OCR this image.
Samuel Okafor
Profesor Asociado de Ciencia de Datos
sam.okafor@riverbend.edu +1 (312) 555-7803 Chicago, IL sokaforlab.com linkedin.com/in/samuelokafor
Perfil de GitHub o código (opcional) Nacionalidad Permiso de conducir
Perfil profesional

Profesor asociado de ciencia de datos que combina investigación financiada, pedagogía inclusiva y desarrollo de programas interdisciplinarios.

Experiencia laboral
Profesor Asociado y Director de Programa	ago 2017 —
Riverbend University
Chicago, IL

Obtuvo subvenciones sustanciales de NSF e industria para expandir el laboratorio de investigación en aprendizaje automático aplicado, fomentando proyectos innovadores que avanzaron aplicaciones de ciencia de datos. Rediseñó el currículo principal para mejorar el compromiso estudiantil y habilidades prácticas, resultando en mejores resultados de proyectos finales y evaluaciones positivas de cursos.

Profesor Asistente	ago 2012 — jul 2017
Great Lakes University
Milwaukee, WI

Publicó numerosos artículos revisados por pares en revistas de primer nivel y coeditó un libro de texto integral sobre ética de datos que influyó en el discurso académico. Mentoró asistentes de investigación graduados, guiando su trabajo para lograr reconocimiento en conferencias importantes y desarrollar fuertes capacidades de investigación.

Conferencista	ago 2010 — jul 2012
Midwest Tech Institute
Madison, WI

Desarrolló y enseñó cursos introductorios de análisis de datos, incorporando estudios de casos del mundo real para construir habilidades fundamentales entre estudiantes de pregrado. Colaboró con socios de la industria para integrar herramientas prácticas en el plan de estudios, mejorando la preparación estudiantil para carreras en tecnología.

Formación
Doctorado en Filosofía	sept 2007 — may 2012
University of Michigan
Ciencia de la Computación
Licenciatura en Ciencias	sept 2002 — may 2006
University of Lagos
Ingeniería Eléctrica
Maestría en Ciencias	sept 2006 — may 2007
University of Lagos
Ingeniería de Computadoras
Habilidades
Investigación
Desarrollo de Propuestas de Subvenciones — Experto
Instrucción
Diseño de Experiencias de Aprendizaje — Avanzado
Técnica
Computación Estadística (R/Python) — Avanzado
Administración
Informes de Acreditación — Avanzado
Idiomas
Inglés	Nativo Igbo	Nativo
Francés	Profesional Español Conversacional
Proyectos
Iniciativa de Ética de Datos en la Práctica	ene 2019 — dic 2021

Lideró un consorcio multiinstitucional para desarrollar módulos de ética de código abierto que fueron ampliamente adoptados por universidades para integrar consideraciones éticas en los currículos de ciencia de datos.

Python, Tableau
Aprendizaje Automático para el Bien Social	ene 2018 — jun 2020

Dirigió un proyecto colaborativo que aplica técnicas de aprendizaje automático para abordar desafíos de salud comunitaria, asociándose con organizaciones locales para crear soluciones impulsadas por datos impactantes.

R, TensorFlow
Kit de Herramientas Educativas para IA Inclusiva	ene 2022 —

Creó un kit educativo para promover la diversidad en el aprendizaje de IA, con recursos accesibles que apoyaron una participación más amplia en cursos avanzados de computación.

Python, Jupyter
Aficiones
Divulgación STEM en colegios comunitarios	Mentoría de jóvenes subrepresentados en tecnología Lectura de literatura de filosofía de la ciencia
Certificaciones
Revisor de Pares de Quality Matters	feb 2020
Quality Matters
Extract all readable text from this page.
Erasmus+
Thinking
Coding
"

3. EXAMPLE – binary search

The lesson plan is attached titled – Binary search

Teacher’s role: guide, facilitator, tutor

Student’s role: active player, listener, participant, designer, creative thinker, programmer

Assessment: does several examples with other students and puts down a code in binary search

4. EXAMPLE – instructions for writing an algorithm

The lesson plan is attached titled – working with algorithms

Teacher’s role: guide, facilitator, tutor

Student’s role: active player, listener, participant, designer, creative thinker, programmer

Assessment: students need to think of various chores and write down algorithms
▬▬▬▬▬▬▬▬▬▬
Tell how many lines of the data above hold the string "University". Give only the number.

5